TASK GOAL
Every record must be repeated exactly, with no omission.

+++ EXTRACTED DATA +++

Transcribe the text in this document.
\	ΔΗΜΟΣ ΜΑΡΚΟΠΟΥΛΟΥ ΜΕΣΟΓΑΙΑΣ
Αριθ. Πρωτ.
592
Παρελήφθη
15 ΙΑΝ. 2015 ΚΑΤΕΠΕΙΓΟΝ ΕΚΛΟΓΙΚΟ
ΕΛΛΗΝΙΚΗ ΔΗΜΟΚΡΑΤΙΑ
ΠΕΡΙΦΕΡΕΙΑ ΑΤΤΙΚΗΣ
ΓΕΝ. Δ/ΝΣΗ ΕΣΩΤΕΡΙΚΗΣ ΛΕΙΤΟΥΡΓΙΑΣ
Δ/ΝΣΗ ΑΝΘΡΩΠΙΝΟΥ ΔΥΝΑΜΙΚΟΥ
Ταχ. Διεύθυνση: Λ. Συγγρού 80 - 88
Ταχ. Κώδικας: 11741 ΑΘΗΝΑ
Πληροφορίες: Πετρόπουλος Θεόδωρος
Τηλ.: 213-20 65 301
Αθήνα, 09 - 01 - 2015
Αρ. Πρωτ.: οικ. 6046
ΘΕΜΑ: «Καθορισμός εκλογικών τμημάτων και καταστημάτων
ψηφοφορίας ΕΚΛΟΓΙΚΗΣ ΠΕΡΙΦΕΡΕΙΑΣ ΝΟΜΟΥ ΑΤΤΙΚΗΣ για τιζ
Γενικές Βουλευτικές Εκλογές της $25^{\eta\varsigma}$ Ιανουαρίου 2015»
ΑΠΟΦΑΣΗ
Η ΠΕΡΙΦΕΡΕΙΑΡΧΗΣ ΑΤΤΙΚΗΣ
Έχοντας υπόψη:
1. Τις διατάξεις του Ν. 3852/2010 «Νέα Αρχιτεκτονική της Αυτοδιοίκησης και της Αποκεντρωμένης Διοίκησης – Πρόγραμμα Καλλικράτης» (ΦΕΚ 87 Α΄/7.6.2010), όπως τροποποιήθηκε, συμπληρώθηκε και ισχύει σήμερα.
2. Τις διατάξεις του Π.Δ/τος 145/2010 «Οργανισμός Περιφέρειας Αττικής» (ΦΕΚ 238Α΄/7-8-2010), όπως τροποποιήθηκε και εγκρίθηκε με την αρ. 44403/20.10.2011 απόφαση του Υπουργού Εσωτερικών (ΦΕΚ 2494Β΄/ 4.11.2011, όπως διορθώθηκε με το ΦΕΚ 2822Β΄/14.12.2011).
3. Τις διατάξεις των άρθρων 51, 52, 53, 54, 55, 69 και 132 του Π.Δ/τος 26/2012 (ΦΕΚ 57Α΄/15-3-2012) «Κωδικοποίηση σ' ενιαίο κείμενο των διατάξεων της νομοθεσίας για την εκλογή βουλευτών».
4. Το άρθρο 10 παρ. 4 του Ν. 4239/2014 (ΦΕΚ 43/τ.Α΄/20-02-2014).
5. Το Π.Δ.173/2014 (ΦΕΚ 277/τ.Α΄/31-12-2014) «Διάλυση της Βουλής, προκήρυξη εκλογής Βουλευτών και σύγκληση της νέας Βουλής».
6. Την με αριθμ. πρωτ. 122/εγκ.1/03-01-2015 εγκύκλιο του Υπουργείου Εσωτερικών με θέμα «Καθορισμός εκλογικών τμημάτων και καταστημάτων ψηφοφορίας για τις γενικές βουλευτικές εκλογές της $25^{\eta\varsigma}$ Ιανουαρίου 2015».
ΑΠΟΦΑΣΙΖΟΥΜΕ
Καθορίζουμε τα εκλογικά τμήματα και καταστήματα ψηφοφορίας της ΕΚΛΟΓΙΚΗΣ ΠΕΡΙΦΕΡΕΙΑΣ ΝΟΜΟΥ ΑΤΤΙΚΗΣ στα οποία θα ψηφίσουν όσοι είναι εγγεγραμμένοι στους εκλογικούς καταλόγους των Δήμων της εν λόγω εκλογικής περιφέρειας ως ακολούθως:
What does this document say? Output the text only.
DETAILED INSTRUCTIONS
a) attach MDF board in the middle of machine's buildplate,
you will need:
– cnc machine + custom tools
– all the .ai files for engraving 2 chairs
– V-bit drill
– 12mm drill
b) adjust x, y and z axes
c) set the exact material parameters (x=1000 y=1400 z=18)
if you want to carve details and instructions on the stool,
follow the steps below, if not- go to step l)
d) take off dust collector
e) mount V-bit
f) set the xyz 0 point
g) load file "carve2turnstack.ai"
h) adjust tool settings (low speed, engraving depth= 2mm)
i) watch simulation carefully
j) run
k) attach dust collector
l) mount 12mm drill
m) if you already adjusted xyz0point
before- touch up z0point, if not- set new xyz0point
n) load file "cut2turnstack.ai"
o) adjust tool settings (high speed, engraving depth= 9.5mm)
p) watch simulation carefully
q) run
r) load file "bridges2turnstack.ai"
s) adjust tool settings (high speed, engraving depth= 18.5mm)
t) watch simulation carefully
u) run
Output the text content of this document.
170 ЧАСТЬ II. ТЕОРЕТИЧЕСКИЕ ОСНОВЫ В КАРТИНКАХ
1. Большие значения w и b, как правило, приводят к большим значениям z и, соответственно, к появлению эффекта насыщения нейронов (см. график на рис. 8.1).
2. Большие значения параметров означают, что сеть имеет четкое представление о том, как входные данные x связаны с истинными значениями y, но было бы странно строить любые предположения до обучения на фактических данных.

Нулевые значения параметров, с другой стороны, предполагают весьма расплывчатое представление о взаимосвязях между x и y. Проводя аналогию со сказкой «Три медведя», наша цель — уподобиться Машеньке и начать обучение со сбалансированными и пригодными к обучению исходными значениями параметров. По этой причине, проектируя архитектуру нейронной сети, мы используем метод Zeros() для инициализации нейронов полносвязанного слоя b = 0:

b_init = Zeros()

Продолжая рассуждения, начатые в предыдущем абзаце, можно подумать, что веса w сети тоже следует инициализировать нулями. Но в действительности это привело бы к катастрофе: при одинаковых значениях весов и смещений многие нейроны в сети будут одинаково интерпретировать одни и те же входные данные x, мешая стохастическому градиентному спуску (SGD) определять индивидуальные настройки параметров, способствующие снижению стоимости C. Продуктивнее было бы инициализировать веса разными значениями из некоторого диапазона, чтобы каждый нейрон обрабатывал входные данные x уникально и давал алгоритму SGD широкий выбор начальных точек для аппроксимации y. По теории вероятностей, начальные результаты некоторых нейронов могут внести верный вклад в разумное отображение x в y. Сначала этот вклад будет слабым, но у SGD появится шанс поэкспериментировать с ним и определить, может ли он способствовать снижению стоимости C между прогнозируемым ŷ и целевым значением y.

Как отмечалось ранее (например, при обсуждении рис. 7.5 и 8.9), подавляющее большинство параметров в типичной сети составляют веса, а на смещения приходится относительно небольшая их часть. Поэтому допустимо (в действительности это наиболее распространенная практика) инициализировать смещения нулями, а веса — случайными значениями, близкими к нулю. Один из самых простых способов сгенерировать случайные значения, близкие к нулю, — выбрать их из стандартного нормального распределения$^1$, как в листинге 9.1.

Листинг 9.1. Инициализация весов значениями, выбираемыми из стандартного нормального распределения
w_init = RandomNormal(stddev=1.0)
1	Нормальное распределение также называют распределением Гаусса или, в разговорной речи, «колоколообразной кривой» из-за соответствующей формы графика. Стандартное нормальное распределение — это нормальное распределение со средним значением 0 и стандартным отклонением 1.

+++

SOLUTION FOR THIS PROBLEM
Transcribe the text in this document.
\	ΔΗΜΟΣ ΜΑΡΚΟΠΟΥΛΟΥ ΜΕΣΟΓΑΙΑΣ
Αριθ. Πρωτ.
592
Παρελήφθη
15 ΙΑΝ. 2015 ΚΑΤΕΠΕΙΓΟΝ ΕΚΛΟΓΙΚΟ
ΕΛΛΗΝΙΚΗ ΔΗΜΟΚΡΑΤΙΑ
ΠΕΡΙΦΕΡΕΙΑ ΑΤΤΙΚΗΣ
ΓΕΝ. Δ/ΝΣΗ ΕΣΩΤΕΡΙΚΗΣ ΛΕΙΤΟΥΡΓΙΑΣ
Δ/ΝΣΗ ΑΝΘΡΩΠΙΝΟΥ ΔΥΝΑΜΙΚΟΥ
Ταχ. Διεύθυνση: Λ. Συγγρού 80 - 88
Ταχ. Κώδικας: 11741 ΑΘΗΝΑ
Πληροφορίες: Πετρόπουλος Θεόδωρος
Τηλ.: 213-20 65 301
Αθήνα, 09 - 01 - 2015
Αρ. Πρωτ.: οικ. 6046
ΘΕΜΑ: «Καθορισμός εκλογικών τμημάτων και καταστημάτων
ψηφοφορίας ΕΚΛΟΓΙΚΗΣ ΠΕΡΙΦΕΡΕΙΑΣ ΝΟΜΟΥ ΑΤΤΙΚΗΣ για τιζ
Γενικές Βουλευτικές Εκλογές της $25^{\eta\varsigma}$ Ιανουαρίου 2015»
ΑΠΟΦΑΣΗ
Η ΠΕΡΙΦΕΡΕΙΑΡΧΗΣ ΑΤΤΙΚΗΣ
Έχοντας υπόψη:
1. Τις διατάξεις του Ν. 3852/2010 «Νέα Αρχιτεκτονική της Αυτοδιοίκησης και της Αποκεντρωμένης Διοίκησης – Πρόγραμμα Καλλικράτης» (ΦΕΚ 87 Α΄/7.6.2010), όπως τροποποιήθηκε, συμπληρώθηκε και ισχύει σήμερα.
2. Τις διατάξεις του Π.Δ/τος 145/2010 «Οργανισμός Περιφέρειας Αττικής» (ΦΕΚ 238Α΄/7-8-2010), όπως τροποποιήθηκε και εγκρίθηκε με την αρ. 44403/20.10.2011 απόφαση του Υπουργού Εσωτερικών (ΦΕΚ 2494Β΄/ 4.11.2011, όπως διορθώθηκε με το ΦΕΚ 2822Β΄/14.12.2011).
3. Τις διατάξεις των άρθρων 51, 52, 53, 54, 55, 69 και 132 του Π.Δ/τος 26/2012 (ΦΕΚ 57Α΄/15-3-2012) «Κωδικοποίηση σ' ενιαίο κείμενο των διατάξεων της νομοθεσίας για την εκλογή βουλευτών».
4. Το άρθρο 10 παρ. 4 του Ν. 4239/2014 (ΦΕΚ 43/τ.Α΄/20-02-2014).
5. Το Π.Δ.173/2014 (ΦΕΚ 277/τ.Α΄/31-12-2014) «Διάλυση της Βουλής, προκήρυξη εκλογής Βουλευτών και σύγκληση της νέας Βουλής».
6. Την με αριθμ. πρωτ. 122/εγκ.1/03-01-2015 εγκύκλιο του Υπουργείου Εσωτερικών με θέμα «Καθορισμός εκλογικών τμημάτων και καταστημάτων ψηφοφορίας για τις γενικές βουλευτικές εκλογές της $25^{\eta\varsigma}$ Ιανουαρίου 2015».
ΑΠΟΦΑΣΙΖΟΥΜΕ
Καθορίζουμε τα εκλογικά τμήματα και καταστήματα ψηφοφορίας της ΕΚΛΟΓΙΚΗΣ ΠΕΡΙΦΕΡΕΙΑΣ ΝΟΜΟΥ ΑΤΤΙΚΗΣ στα οποία θα ψηφίσουν όσοι είναι εγγεγραμμένοι στους εκλογικούς καταλόγους των Δήμων της εν λόγω εκλογικής περιφέρειας ως ακολούθως:
What does this document say? Output the text only.
DETAILED INSTRUCTIONS
a) attach MDF board in the middle of machine's buildplate,
you will need:
– cnc machine + custom tools
– all the .ai files for engraving 2 chairs
– V-bit drill
– 12mm drill
b) adjust x, y and z axes
c) set the exact material parameters (x=1000 y=1400 z=18)
if you want to carve details and instructions on the stool,
follow the steps below, if not- go to step l)
d) take off dust collector
e) mount V-bit
f) set the xyz 0 point
g) load file "carve2turnstack.ai"
h) adjust tool settings (low speed, engraving depth= 2mm)
i) watch simulation carefully
j) run
k) attach dust collector
l) mount 12mm drill
m) if you already adjusted xyz0point
before- touch up z0point, if not- set new xyz0point
n) load file "cut2turnstack.ai"
o) adjust tool settings (high speed, engraving depth= 9.5mm)
p) watch simulation carefully
q) run
r) load file "bridges2turnstack.ai"
s) adjust tool settings (high speed, engraving depth= 18.5mm)
t) watch simulation carefully
u) run
Output the text content of this document.
170 ЧАСТЬ II. ТЕОРЕТИЧЕСКИЕ ОСНОВЫ В КАРТИНКАХ
1. Большие значения w и b, как правило, приводят к большим значениям z и, соответственно, к появлению эффекта насыщения нейронов (см. график на рис. 8.1).
2. Большие значения параметров означают, что сеть имеет четкое представление о том, как входные данные x связаны с истинными значениями y, но было бы странно строить любые предположения до обучения на фактических данных.

Нулевые значения параметров, с другой стороны, предполагают весьма расплывчатое представление о взаимосвязях между x и y. Проводя аналогию со сказкой «Три медведя», наша цель — уподобиться Машеньке и начать обучение со сбалансированными и пригодными к обучению исходными значениями параметров. По этой причине, проектируя архитектуру нейронной сети, мы используем метод Zeros() для инициализации нейронов полносвязанного слоя b = 0:

b_init = Zeros()

Продолжая рассуждения, начатые в предыдущем абзаце, можно подумать, что веса w сети тоже следует инициализировать нулями. Но в действительности это привело бы к катастрофе: при одинаковых значениях весов и смещений многие нейроны в сети будут одинаково интерпретировать одни и те же входные данные x, мешая стохастическому градиентному спуску (SGD) определять индивидуальные настройки параметров, способствующие снижению стоимости C. Продуктивнее было бы инициализировать веса разными значениями из некоторого диапазона, чтобы каждый нейрон обрабатывал входные данные x уникально и давал алгоритму SGD широкий выбор начальных точек для аппроксимации y. По теории вероятностей, начальные результаты некоторых нейронов могут внести верный вклад в разумное отображение x в y. Сначала этот вклад будет слабым, но у SGD появится шанс поэкспериментировать с ним и определить, может ли он способствовать снижению стоимости C между прогнозируемым ŷ и целевым значением y.

Как отмечалось ранее (например, при обсуждении рис. 7.5 и 8.9), подавляющее большинство параметров в типичной сети составляют веса, а на смещения приходится относительно небольшая их часть. Поэтому допустимо (в действительности это наиболее распространенная практика) инициализировать смещения нулями, а веса — случайными значениями, близкими к нулю. Один из самых простых способов сгенерировать случайные значения, близкие к нулю, — выбрать их из стандартного нормального распределения$^1$, как в листинге 9.1.

Листинг 9.1. Инициализация весов значениями, выбираемыми из стандартного нормального распределения
w_init = RandomNormal(stddev=1.0)
1	Нормальное распределение также называют распределением Гаусса или, в разговорной речи, «колоколообразной кривой» из-за соответствующей формы графика. Стандартное нормальное распределение — это нормальное распределение со средним значением 0 и стандартным отклонением 1.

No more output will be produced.